[Supplied data]
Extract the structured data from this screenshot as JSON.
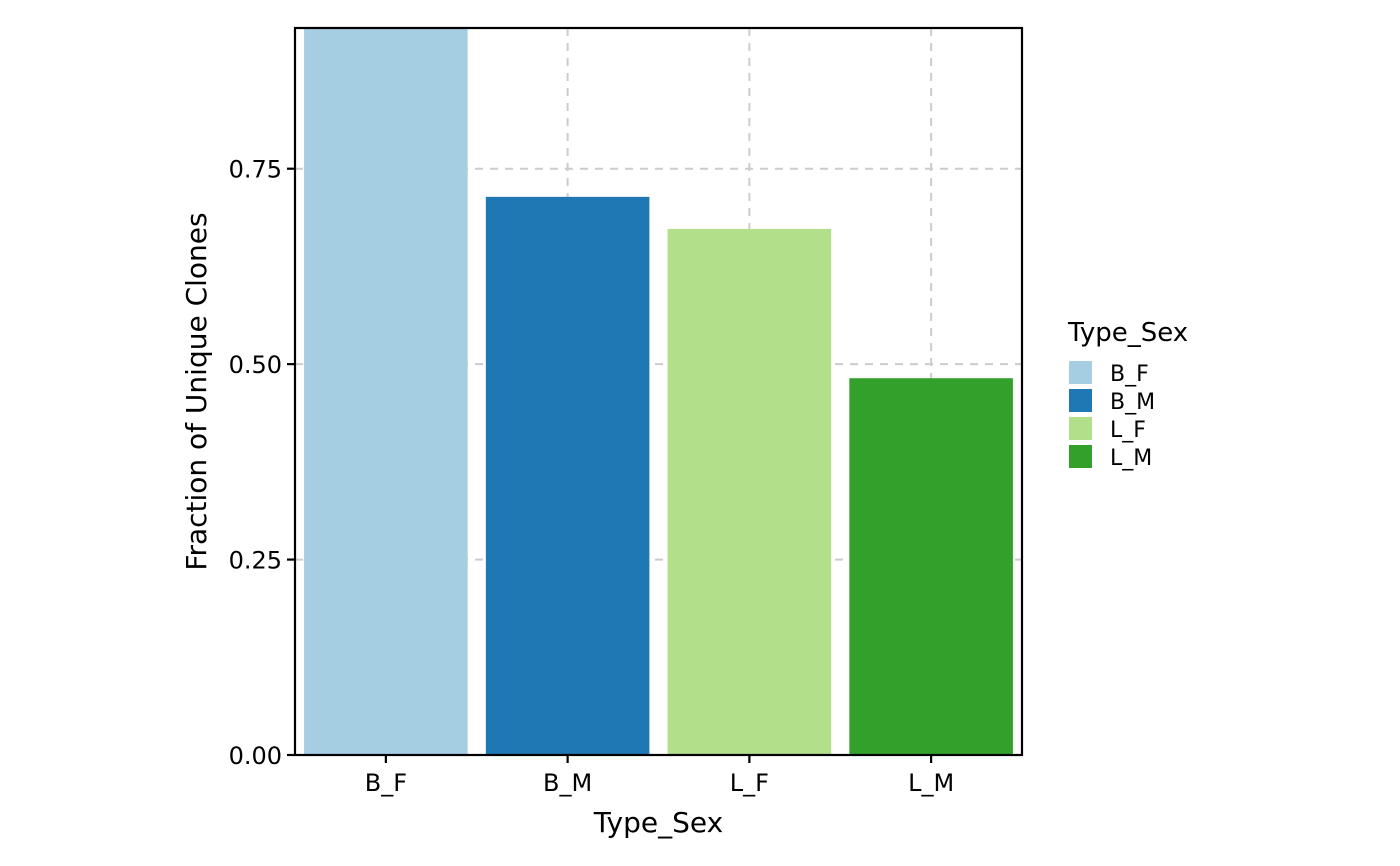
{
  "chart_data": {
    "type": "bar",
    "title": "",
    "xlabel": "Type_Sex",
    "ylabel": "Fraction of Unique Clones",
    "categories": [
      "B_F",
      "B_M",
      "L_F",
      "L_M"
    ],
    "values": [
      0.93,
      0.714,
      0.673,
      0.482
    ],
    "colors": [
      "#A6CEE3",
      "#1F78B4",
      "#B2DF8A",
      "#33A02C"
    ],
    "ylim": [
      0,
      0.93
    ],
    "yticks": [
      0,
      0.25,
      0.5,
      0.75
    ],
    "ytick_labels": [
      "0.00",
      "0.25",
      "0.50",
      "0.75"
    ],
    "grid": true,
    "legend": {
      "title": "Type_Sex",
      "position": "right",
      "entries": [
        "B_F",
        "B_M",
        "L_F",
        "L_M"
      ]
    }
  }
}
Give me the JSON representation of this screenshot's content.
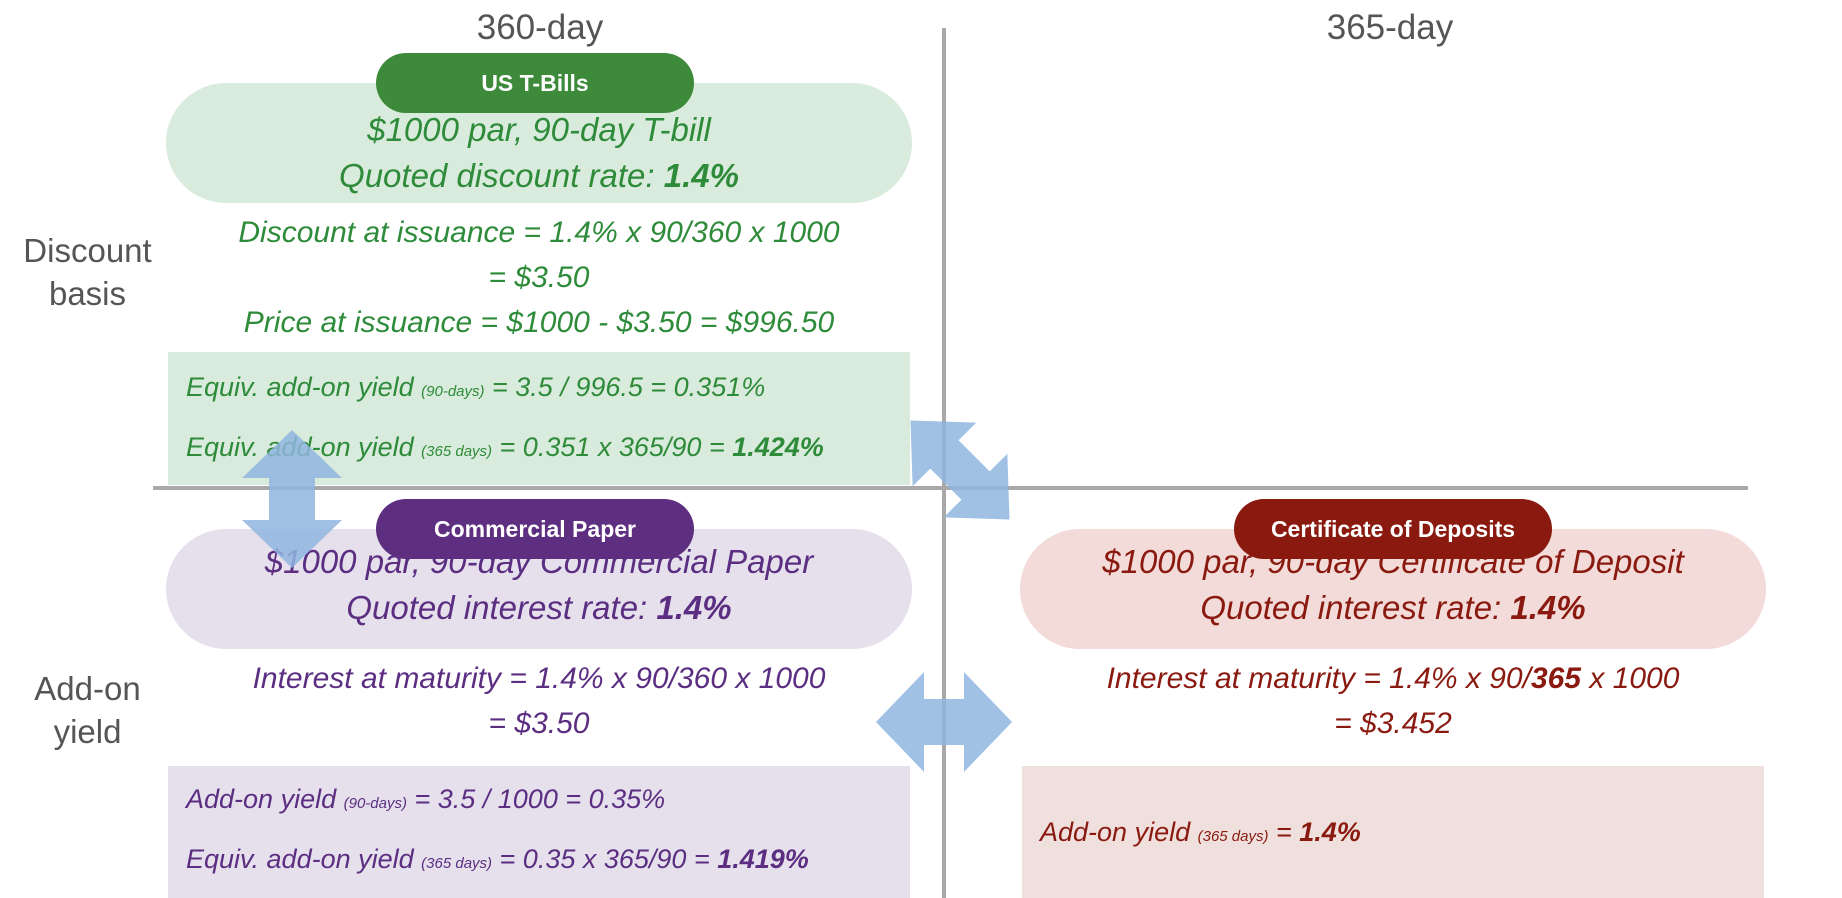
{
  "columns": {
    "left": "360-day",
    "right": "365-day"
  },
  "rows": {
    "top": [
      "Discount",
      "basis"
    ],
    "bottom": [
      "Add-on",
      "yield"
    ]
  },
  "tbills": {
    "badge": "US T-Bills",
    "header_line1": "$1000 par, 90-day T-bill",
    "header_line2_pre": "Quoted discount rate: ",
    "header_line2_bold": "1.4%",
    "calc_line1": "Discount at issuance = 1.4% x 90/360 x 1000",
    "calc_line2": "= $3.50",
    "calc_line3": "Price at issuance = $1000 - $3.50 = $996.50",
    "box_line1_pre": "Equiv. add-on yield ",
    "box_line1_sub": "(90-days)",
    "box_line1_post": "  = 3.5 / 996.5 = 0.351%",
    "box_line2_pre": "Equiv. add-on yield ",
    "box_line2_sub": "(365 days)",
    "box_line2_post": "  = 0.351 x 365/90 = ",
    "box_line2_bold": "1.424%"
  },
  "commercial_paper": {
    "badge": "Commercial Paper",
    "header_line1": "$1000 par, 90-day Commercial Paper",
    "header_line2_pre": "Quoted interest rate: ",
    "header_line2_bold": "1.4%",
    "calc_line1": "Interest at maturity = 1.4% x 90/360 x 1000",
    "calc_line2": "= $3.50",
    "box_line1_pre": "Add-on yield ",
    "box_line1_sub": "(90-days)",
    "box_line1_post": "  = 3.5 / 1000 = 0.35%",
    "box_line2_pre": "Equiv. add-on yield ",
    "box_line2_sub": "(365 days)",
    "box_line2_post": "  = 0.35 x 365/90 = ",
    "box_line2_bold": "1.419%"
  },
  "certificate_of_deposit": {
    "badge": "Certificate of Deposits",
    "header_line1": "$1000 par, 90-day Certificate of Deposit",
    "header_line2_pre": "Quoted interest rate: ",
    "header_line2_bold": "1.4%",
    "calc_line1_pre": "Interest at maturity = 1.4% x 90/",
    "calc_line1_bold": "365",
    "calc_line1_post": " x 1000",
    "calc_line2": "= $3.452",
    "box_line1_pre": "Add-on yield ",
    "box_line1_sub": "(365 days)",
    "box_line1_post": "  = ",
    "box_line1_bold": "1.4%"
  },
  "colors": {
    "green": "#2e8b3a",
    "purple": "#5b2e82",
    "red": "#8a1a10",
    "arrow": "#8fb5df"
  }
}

[Short task]
Repeat each entry precisely as it appears. Leave the pictures out.

[Right answer]
Extract the structured data from this screenshot as JSON.
{
  "chart_data": {
    "type": "bar",
    "title": "",
    "xlabel": "Type_Sex",
    "ylabel": "Fraction of Unique Clones",
    "categories": [
      "B_F",
      "B_M",
      "L_F",
      "L_M"
    ],
    "values": [
      0.93,
      0.714,
      0.673,
      0.482
    ],
    "colors": [
      "#A6CEE3",
      "#1F78B4",
      "#B2DF8A",
      "#33A02C"
    ],
    "ylim": [
      0,
      0.93
    ],
    "yticks": [
      0,
      0.25,
      0.5,
      0.75
    ],
    "ytick_labels": [
      "0.00",
      "0.25",
      "0.50",
      "0.75"
    ],
    "grid": true,
    "legend": {
      "title": "Type_Sex",
      "position": "right",
      "entries": [
        "B_F",
        "B_M",
        "L_F",
        "L_M"
      ]
    }
  }
}
Give me the JSON representation of this screenshot's content.
{
  "columns": {
    "left": "360-day",
    "right": "365-day"
  },
  "rows": {
    "top": [
      "Discount",
      "basis"
    ],
    "bottom": [
      "Add-on",
      "yield"
    ]
  },
  "tbills": {
    "badge": "US T-Bills",
    "header_line1": "$1000 par, 90-day T-bill",
    "header_line2_pre": "Quoted discount rate: ",
    "header_line2_bold": "1.4%",
    "calc_line1": "Discount at issuance = 1.4% x 90/360 x 1000",
    "calc_line2": "= $3.50",
    "calc_line3": "Price at issuance = $1000 - $3.50 = $996.50",
    "box_line1_pre": "Equiv. add-on yield ",
    "box_line1_sub": "(90-days)",
    "box_line1_post": "  = 3.5 / 996.5 = 0.351%",
    "box_line2_pre": "Equiv. add-on yield ",
    "box_line2_sub": "(365 days)",
    "box_line2_post": "  = 0.351 x 365/90 = ",
    "box_line2_bold": "1.424%"
  },
  "commercial_paper": {
    "badge": "Commercial Paper",
    "header_line1": "$1000 par, 90-day Commercial Paper",
    "header_line2_pre": "Quoted interest rate: ",
    "header_line2_bold": "1.4%",
    "calc_line1": "Interest at maturity = 1.4% x 90/360 x 1000",
    "calc_line2": "= $3.50",
    "box_line1_pre": "Add-on yield ",
    "box_line1_sub": "(90-days)",
    "box_line1_post": "  = 3.5 / 1000 = 0.35%",
    "box_line2_pre": "Equiv. add-on yield ",
    "box_line2_sub": "(365 days)",
    "box_line2_post": "  = 0.35 x 365/90 = ",
    "box_line2_bold": "1.419%"
  },
  "certificate_of_deposit": {
    "badge": "Certificate of Deposits",
    "header_line1": "$1000 par, 90-day Certificate of Deposit",
    "header_line2_pre": "Quoted interest rate: ",
    "header_line2_bold": "1.4%",
    "calc_line1_pre": "Interest at maturity = 1.4% x 90/",
    "calc_line1_bold": "365",
    "calc_line1_post": " x 1000",
    "calc_line2": "= $3.452",
    "box_line1_pre": "Add-on yield ",
    "box_line1_sub": "(365 days)",
    "box_line1_post": "  = ",
    "box_line1_bold": "1.4%"
  },
  "colors": {
    "green": "#2e8b3a",
    "purple": "#5b2e82",
    "red": "#8a1a10",
    "arrow": "#8fb5df"
  }
}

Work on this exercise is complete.